**Dataset entries on figures**.
····················

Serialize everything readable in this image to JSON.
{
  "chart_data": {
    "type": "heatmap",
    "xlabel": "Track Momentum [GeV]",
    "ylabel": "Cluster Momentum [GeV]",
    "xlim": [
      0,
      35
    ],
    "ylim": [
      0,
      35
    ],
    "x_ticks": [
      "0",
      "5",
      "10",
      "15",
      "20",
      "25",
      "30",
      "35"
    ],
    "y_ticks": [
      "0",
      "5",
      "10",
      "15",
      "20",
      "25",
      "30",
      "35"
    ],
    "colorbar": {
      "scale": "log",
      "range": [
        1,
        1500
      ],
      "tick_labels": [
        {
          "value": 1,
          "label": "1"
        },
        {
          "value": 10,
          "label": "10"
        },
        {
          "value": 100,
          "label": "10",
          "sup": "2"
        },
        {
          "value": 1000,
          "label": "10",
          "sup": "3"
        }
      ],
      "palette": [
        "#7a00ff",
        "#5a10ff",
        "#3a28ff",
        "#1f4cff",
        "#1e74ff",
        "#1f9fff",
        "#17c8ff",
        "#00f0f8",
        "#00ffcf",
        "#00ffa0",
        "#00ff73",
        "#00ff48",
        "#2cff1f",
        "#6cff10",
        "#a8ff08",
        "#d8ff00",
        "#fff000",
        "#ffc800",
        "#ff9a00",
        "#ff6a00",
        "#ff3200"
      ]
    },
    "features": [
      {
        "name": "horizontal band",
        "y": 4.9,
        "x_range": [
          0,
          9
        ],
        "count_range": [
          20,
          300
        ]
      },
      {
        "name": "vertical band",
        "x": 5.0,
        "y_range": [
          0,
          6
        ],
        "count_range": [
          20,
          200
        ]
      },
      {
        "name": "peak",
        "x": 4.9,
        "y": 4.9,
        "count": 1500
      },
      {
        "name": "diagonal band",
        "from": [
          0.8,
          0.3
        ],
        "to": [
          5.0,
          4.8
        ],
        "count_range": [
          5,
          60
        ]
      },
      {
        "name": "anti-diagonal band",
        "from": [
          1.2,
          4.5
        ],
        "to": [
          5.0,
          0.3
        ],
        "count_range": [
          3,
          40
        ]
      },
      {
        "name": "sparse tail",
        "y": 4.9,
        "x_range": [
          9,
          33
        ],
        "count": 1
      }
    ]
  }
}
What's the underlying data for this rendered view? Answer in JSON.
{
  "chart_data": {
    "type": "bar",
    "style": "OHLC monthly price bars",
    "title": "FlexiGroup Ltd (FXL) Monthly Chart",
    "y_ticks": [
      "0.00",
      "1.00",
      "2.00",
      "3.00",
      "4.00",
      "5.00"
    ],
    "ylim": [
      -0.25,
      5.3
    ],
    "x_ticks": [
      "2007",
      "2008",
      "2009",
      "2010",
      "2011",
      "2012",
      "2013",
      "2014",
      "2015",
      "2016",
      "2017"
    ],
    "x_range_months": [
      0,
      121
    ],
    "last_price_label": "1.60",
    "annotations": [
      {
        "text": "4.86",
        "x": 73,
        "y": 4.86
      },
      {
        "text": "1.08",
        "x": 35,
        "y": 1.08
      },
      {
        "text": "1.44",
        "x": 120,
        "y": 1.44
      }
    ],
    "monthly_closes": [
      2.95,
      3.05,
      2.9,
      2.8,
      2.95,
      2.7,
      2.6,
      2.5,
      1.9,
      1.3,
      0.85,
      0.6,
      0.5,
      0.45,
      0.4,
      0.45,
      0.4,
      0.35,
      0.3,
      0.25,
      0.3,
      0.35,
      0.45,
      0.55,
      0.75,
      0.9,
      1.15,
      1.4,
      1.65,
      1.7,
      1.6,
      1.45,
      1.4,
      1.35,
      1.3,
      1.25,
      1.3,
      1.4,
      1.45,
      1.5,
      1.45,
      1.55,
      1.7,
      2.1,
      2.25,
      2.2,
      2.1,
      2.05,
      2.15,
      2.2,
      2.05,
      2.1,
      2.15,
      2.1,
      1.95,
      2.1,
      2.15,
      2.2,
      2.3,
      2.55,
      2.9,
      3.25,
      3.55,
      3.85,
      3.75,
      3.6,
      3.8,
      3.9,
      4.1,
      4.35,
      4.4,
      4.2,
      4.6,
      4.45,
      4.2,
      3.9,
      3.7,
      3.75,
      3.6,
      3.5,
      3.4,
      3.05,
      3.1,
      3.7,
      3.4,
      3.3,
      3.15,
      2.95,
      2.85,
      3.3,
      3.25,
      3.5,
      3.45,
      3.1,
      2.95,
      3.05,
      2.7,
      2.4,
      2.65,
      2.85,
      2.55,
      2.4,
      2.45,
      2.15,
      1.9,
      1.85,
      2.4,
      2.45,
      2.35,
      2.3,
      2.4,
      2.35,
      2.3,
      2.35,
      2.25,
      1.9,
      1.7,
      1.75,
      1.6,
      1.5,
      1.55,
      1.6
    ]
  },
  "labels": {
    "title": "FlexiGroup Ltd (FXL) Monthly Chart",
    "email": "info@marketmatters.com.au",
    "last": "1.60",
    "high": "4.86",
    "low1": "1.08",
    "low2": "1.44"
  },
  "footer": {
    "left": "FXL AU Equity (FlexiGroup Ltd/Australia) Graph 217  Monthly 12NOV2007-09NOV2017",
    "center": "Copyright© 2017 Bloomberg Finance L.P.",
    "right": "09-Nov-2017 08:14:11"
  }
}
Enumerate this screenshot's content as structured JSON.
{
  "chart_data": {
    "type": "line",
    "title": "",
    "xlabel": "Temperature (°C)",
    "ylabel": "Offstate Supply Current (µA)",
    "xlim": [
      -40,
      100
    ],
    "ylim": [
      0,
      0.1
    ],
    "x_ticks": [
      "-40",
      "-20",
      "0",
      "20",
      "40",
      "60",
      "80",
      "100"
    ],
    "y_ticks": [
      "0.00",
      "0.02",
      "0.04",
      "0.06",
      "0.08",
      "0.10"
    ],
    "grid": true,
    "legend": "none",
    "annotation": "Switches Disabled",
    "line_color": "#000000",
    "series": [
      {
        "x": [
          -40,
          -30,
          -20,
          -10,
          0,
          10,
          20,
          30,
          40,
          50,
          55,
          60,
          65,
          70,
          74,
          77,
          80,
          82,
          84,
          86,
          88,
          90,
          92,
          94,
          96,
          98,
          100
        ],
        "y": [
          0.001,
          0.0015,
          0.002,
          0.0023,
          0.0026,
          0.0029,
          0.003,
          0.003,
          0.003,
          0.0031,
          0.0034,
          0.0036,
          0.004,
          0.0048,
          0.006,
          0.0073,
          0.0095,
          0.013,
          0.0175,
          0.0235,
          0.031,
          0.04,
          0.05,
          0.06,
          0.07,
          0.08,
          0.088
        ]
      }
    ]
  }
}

····················

**Goal of the exercise**.
Go through the listing above and restate it word for word.

**Result of the task**.
Serialize everything readable in this image to JSON.
{
  "chart_data": {
    "type": "heatmap",
    "xlabel": "Track Momentum [GeV]",
    "ylabel": "Cluster Momentum [GeV]",
    "xlim": [
      0,
      35
    ],
    "ylim": [
      0,
      35
    ],
    "x_ticks": [
      "0",
      "5",
      "10",
      "15",
      "20",
      "25",
      "30",
      "35"
    ],
    "y_ticks": [
      "0",
      "5",
      "10",
      "15",
      "20",
      "25",
      "30",
      "35"
    ],
    "colorbar": {
      "scale": "log",
      "range": [
        1,
        1500
      ],
      "tick_labels": [
        {
          "value": 1,
          "label": "1"
        },
        {
          "value": 10,
          "label": "10"
        },
        {
          "value": 100,
          "label": "10",
          "sup": "2"
        },
        {
          "value": 1000,
          "label": "10",
          "sup": "3"
        }
      ],
      "palette": [
        "#7a00ff",
        "#5a10ff",
        "#3a28ff",
        "#1f4cff",
        "#1e74ff",
        "#1f9fff",
        "#17c8ff",
        "#00f0f8",
        "#00ffcf",
        "#00ffa0",
        "#00ff73",
        "#00ff48",
        "#2cff1f",
        "#6cff10",
        "#a8ff08",
        "#d8ff00",
        "#fff000",
        "#ffc800",
        "#ff9a00",
        "#ff6a00",
        "#ff3200"
      ]
    },
    "features": [
      {
        "name": "horizontal band",
        "y": 4.9,
        "x_range": [
          0,
          9
        ],
        "count_range": [
          20,
          300
        ]
      },
      {
        "name": "vertical band",
        "x": 5.0,
        "y_range": [
          0,
          6
        ],
        "count_range": [
          20,
          200
        ]
      },
      {
        "name": "peak",
        "x": 4.9,
        "y": 4.9,
        "count": 1500
      },
      {
        "name": "diagonal band",
        "from": [
          0.8,
          0.3
        ],
        "to": [
          5.0,
          4.8
        ],
        "count_range": [
          5,
          60
        ]
      },
      {
        "name": "anti-diagonal band",
        "from": [
          1.2,
          4.5
        ],
        "to": [
          5.0,
          0.3
        ],
        "count_range": [
          3,
          40
        ]
      },
      {
        "name": "sparse tail",
        "y": 4.9,
        "x_range": [
          9,
          33
        ],
        "count": 1
      }
    ]
  }
}
What's the underlying data for this rendered view? Answer in JSON.
{
  "chart_data": {
    "type": "bar",
    "style": "OHLC monthly price bars",
    "title": "FlexiGroup Ltd (FXL) Monthly Chart",
    "y_ticks": [
      "0.00",
      "1.00",
      "2.00",
      "3.00",
      "4.00",
      "5.00"
    ],
    "ylim": [
      -0.25,
      5.3
    ],
    "x_ticks": [
      "2007",
      "2008",
      "2009",
      "2010",
      "2011",
      "2012",
      "2013",
      "2014",
      "2015",
      "2016",
      "2017"
    ],
    "x_range_months": [
      0,
      121
    ],
    "last_price_label": "1.60",
    "annotations": [
      {
        "text": "4.86",
        "x": 73,
        "y": 4.86
      },
      {
        "text": "1.08",
        "x": 35,
        "y": 1.08
      },
      {
        "text": "1.44",
        "x": 120,
        "y": 1.44
      }
    ],
    "monthly_closes": [
      2.95,
      3.05,
      2.9,
      2.8,
      2.95,
      2.7,
      2.6,
      2.5,
      1.9,
      1.3,
      0.85,
      0.6,
      0.5,
      0.45,
      0.4,
      0.45,
      0.4,
      0.35,
      0.3,
      0.25,
      0.3,
      0.35,
      0.45,
      0.55,
      0.75,
      0.9,
      1.15,
      1.4,
      1.65,
      1.7,
      1.6,
      1.45,
      1.4,
      1.35,
      1.3,
      1.25,
      1.3,
      1.4,
      1.45,
      1.5,
      1.45,
      1.55,
      1.7,
      2.1,
      2.25,
      2.2,
      2.1,
      2.05,
      2.15,
      2.2,
      2.05,
      2.1,
      2.15,
      2.1,
      1.95,
      2.1,
      2.15,
      2.2,
      2.3,
      2.55,
      2.9,
      3.25,
      3.55,
      3.85,
      3.75,
      3.6,
      3.8,
      3.9,
      4.1,
      4.35,
      4.4,
      4.2,
      4.6,
      4.45,
      4.2,
      3.9,
      3.7,
      3.75,
      3.6,
      3.5,
      3.4,
      3.05,
      3.1,
      3.7,
      3.4,
      3.3,
      3.15,
      2.95,
      2.85,
      3.3,
      3.25,
      3.5,
      3.45,
      3.1,
      2.95,
      3.05,
      2.7,
      2.4,
      2.65,
      2.85,
      2.55,
      2.4,
      2.45,
      2.15,
      1.9,
      1.85,
      2.4,
      2.45,
      2.35,
      2.3,
      2.4,
      2.35,
      2.3,
      2.35,
      2.25,
      1.9,
      1.7,
      1.75,
      1.6,
      1.5,
      1.55,
      1.6
    ]
  },
  "labels": {
    "title": "FlexiGroup Ltd (FXL) Monthly Chart",
    "email": "info@marketmatters.com.au",
    "last": "1.60",
    "high": "4.86",
    "low1": "1.08",
    "low2": "1.44"
  },
  "footer": {
    "left": "FXL AU Equity (FlexiGroup Ltd/Australia) Graph 217  Monthly 12NOV2007-09NOV2017",
    "center": "Copyright© 2017 Bloomberg Finance L.P.",
    "right": "09-Nov-2017 08:14:11"
  }
}
Enumerate this screenshot's content as structured JSON.
{
  "chart_data": {
    "type": "line",
    "title": "",
    "xlabel": "Temperature (°C)",
    "ylabel": "Offstate Supply Current (µA)",
    "xlim": [
      -40,
      100
    ],
    "ylim": [
      0,
      0.1
    ],
    "x_ticks": [
      "-40",
      "-20",
      "0",
      "20",
      "40",
      "60",
      "80",
      "100"
    ],
    "y_ticks": [
      "0.00",
      "0.02",
      "0.04",
      "0.06",
      "0.08",
      "0.10"
    ],
    "grid": true,
    "legend": "none",
    "annotation": "Switches Disabled",
    "line_color": "#000000",
    "series": [
      {
        "x": [
          -40,
          -30,
          -20,
          -10,
          0,
          10,
          20,
          30,
          40,
          50,
          55,
          60,
          65,
          70,
          74,
          77,
          80,
          82,
          84,
          86,
          88,
          90,
          92,
          94,
          96,
          98,
          100
        ],
        "y": [
          0.001,
          0.0015,
          0.002,
          0.0023,
          0.0026,
          0.0029,
          0.003,
          0.003,
          0.003,
          0.0031,
          0.0034,
          0.0036,
          0.004,
          0.0048,
          0.006,
          0.0073,
          0.0095,
          0.013,
          0.0175,
          0.0235,
          0.031,
          0.04,
          0.05,
          0.06,
          0.07,
          0.08,
          0.088
        ]
      }
    ]
  }
}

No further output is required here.